**What the task asks**. Count the lines in the material below that contain the string "history", matching case exactly, and reply with the number alone.

**Data shown**.
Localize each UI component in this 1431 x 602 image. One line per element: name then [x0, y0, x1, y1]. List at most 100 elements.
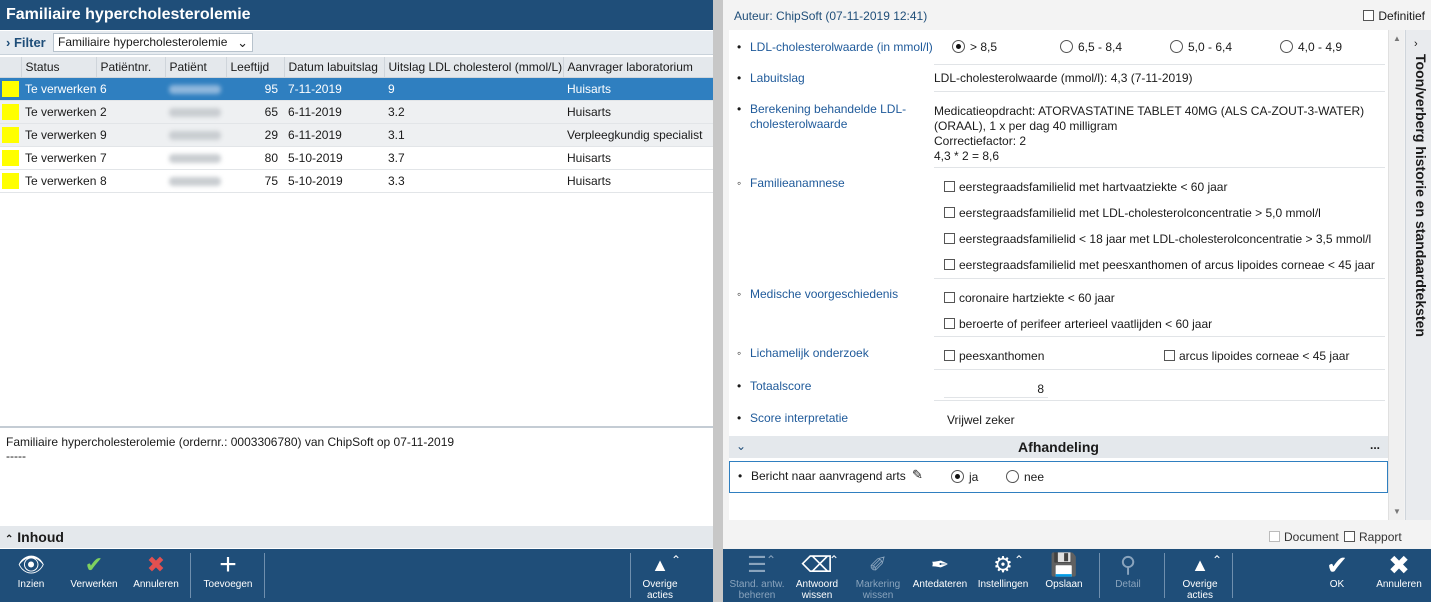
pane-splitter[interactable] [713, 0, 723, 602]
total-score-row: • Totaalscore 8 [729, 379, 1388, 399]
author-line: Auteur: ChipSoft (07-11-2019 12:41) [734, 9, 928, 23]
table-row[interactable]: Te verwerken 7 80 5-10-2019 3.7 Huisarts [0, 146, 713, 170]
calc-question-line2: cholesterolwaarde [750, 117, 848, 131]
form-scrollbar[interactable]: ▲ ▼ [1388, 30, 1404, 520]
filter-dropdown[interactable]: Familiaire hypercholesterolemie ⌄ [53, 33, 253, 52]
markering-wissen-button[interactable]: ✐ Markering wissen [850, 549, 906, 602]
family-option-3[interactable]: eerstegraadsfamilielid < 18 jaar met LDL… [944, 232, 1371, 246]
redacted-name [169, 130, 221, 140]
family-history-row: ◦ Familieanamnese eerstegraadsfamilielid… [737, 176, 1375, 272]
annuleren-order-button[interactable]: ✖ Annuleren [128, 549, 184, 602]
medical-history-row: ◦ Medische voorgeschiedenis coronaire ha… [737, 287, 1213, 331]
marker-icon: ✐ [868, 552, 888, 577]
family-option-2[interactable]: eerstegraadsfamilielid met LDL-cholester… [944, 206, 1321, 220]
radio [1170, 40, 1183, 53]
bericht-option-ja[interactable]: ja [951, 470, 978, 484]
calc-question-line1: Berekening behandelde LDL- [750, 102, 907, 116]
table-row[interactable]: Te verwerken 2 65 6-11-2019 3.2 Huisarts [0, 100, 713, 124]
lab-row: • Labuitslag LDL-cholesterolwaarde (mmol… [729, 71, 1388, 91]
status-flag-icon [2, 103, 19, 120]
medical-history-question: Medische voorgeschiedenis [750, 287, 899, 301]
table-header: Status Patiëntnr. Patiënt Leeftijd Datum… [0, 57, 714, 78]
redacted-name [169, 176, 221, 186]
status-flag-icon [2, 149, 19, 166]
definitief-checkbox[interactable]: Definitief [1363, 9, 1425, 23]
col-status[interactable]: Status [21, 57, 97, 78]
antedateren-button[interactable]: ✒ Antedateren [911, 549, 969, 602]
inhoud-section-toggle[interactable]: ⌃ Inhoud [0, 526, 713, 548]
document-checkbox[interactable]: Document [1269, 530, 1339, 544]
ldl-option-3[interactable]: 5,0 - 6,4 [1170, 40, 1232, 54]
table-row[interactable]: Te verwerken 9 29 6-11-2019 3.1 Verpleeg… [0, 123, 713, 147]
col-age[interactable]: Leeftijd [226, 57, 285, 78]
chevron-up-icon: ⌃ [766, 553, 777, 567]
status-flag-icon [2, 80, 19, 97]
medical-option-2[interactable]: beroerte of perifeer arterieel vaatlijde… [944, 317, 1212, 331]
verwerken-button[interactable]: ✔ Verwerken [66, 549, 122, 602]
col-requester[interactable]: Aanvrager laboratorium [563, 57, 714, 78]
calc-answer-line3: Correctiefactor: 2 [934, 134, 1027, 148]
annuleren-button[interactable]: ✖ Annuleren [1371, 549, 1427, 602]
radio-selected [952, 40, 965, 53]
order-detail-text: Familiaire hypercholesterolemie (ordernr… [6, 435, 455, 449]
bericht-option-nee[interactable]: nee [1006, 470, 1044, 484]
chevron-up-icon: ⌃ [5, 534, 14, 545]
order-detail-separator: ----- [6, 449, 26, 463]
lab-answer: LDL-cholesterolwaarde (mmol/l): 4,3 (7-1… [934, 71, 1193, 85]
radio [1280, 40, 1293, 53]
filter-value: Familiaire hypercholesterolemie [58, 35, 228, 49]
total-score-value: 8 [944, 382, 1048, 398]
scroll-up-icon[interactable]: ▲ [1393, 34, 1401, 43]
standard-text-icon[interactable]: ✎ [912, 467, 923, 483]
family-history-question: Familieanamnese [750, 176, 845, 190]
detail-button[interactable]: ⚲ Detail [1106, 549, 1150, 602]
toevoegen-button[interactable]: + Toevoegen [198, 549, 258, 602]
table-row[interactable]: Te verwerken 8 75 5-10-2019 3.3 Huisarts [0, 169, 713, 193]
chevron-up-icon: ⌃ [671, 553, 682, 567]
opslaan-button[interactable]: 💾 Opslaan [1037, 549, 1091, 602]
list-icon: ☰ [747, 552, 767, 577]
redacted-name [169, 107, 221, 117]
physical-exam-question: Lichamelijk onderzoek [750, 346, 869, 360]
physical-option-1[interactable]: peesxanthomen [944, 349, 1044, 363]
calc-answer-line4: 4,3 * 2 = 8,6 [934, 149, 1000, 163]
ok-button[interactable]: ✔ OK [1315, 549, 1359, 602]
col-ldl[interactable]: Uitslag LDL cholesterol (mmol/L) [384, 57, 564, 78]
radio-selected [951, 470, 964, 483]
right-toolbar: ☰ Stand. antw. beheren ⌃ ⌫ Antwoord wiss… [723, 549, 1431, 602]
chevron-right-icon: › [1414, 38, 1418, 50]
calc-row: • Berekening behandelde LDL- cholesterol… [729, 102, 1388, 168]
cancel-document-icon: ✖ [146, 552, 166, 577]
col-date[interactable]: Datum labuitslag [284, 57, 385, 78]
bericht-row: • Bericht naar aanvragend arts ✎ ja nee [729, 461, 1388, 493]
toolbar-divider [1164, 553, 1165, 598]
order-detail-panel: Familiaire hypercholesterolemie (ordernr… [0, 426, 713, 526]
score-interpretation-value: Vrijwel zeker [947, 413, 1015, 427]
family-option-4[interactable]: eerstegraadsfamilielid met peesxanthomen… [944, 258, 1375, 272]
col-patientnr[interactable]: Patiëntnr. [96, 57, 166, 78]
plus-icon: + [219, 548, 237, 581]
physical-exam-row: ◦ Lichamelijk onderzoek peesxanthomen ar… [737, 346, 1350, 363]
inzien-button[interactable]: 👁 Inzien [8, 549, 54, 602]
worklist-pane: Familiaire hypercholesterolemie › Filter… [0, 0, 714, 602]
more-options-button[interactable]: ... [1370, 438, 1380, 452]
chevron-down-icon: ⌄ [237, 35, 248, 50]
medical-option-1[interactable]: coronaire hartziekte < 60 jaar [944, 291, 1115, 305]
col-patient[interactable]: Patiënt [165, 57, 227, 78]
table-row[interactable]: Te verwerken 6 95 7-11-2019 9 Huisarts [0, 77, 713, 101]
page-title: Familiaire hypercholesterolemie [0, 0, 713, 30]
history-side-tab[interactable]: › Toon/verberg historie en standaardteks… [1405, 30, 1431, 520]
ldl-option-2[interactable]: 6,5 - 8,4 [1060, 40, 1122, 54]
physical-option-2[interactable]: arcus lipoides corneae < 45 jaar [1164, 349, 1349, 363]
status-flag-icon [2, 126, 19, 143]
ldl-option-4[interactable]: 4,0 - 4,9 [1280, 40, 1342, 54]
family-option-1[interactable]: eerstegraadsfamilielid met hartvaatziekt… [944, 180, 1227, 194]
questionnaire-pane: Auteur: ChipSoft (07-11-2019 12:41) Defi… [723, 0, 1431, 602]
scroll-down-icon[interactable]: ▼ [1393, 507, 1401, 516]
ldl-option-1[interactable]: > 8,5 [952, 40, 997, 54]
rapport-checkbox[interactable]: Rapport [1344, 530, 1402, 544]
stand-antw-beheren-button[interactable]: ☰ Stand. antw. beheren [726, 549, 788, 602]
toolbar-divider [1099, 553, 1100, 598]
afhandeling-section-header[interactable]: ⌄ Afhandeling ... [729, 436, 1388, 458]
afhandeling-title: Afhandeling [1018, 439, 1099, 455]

==

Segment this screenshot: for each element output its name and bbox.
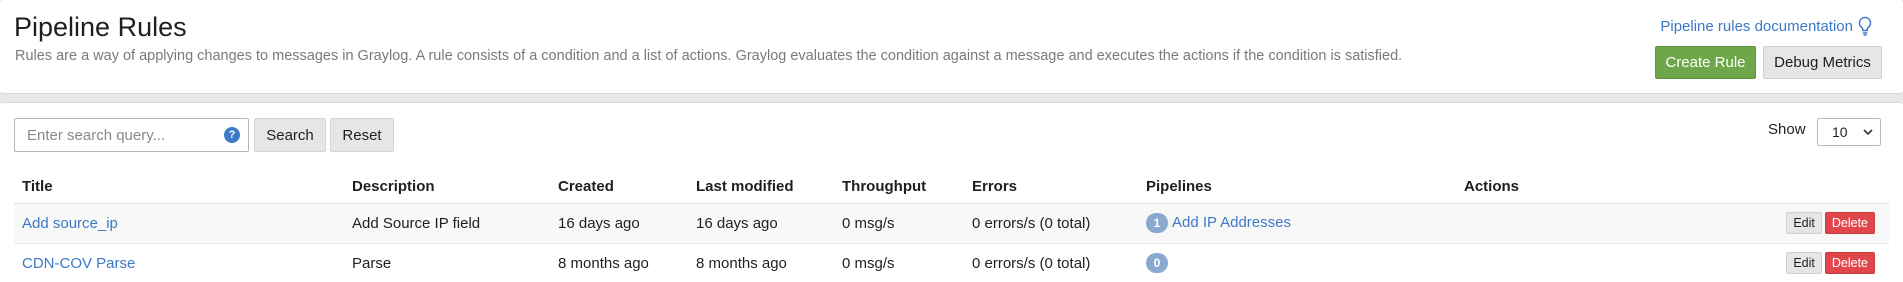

...

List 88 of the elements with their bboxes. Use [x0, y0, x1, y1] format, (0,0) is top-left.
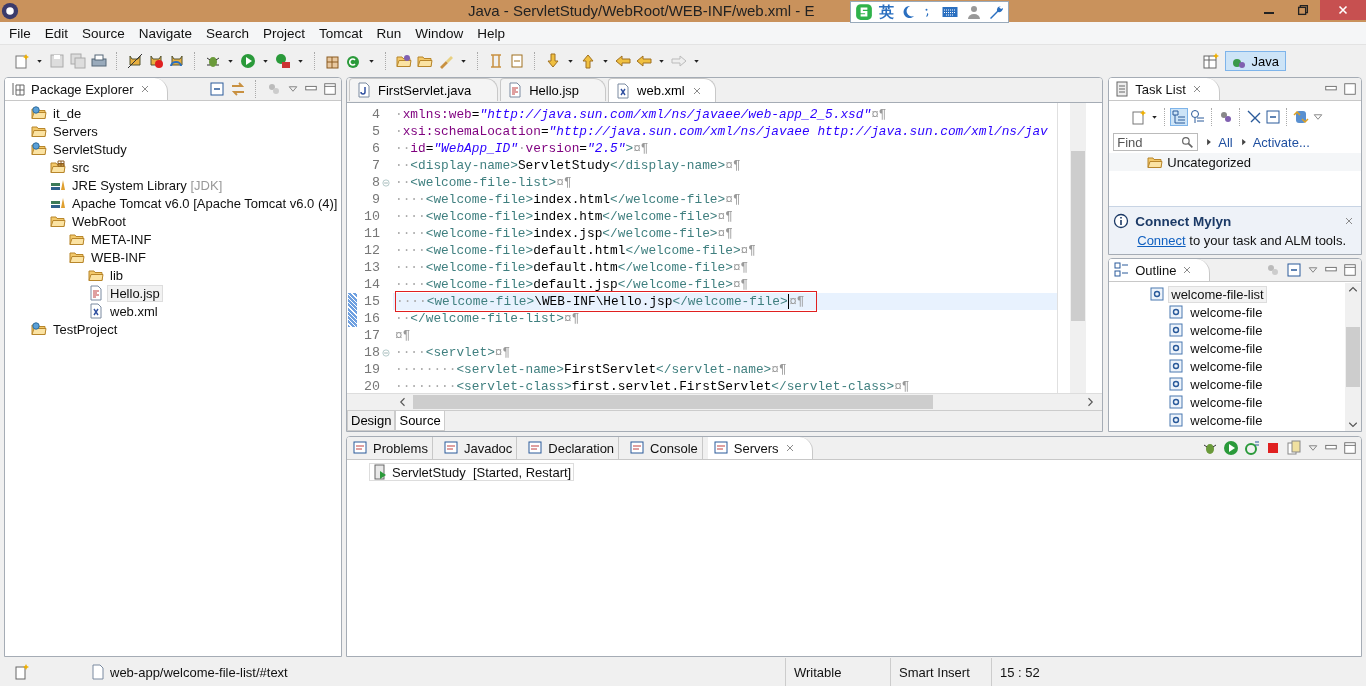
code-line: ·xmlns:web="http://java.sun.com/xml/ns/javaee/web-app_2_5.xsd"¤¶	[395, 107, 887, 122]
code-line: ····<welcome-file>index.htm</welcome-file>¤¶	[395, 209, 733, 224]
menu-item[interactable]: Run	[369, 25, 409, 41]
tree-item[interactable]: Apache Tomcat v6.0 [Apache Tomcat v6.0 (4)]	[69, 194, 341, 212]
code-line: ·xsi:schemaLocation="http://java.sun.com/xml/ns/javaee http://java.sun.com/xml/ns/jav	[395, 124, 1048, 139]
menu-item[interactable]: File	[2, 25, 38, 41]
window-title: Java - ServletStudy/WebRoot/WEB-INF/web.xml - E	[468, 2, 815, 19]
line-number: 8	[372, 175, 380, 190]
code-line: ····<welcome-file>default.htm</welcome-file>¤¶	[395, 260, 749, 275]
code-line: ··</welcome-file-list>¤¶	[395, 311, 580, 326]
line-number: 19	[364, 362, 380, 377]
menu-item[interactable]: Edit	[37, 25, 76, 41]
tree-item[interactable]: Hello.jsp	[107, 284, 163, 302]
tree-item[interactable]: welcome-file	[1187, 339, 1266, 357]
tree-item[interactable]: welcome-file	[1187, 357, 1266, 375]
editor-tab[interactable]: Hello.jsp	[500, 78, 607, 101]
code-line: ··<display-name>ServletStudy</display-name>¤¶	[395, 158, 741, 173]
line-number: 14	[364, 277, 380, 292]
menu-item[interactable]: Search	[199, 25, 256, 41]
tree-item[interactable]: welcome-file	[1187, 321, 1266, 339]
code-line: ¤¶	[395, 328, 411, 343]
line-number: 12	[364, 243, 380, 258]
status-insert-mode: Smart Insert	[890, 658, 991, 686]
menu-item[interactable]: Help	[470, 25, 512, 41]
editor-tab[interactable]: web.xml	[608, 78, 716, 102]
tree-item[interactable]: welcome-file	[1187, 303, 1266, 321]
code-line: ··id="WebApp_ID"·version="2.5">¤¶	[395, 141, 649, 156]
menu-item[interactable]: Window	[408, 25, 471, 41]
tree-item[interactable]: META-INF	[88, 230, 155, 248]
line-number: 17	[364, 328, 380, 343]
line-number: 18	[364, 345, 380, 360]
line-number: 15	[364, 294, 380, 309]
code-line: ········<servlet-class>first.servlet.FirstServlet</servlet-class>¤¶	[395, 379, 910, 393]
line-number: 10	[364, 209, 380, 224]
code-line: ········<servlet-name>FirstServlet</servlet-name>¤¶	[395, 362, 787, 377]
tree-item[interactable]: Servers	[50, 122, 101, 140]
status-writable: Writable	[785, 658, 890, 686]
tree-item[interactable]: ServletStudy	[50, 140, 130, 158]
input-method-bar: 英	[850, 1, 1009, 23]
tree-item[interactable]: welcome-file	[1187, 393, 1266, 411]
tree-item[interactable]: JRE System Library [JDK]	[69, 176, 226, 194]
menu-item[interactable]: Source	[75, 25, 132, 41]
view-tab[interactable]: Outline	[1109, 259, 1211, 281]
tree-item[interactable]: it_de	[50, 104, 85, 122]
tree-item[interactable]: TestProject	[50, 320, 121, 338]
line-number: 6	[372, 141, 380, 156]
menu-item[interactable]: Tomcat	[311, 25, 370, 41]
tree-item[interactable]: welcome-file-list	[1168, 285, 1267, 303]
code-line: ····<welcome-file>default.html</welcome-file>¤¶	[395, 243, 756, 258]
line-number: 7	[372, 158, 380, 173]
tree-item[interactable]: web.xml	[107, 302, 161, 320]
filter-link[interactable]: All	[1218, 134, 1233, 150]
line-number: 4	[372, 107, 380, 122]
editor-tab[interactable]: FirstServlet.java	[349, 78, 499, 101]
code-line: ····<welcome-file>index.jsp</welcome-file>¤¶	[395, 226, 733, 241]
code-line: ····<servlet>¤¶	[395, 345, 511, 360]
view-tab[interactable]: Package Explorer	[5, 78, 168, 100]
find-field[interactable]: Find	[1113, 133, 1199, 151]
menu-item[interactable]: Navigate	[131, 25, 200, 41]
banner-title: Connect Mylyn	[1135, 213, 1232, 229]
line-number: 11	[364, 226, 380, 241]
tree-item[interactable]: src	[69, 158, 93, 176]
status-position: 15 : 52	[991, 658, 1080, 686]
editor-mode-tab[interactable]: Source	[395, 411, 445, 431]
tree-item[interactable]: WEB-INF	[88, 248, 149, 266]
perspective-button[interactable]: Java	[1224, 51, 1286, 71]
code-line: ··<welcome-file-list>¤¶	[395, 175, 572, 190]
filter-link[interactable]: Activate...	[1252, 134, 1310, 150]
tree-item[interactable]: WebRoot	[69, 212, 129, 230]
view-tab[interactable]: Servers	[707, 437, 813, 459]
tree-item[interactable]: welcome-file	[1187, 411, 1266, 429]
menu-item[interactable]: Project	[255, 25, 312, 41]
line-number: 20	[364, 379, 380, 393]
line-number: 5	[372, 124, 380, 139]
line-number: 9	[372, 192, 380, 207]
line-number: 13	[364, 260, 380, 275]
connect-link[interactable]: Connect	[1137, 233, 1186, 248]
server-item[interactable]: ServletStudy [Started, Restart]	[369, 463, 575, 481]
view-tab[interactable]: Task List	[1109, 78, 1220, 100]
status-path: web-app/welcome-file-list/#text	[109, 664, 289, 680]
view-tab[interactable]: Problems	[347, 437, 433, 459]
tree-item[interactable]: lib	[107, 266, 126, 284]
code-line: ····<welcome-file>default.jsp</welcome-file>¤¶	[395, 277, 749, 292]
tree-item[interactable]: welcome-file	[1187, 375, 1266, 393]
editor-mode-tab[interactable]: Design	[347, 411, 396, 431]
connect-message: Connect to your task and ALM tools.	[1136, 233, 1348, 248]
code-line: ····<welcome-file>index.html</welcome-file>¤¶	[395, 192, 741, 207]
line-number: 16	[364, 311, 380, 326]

**Correct output**. 5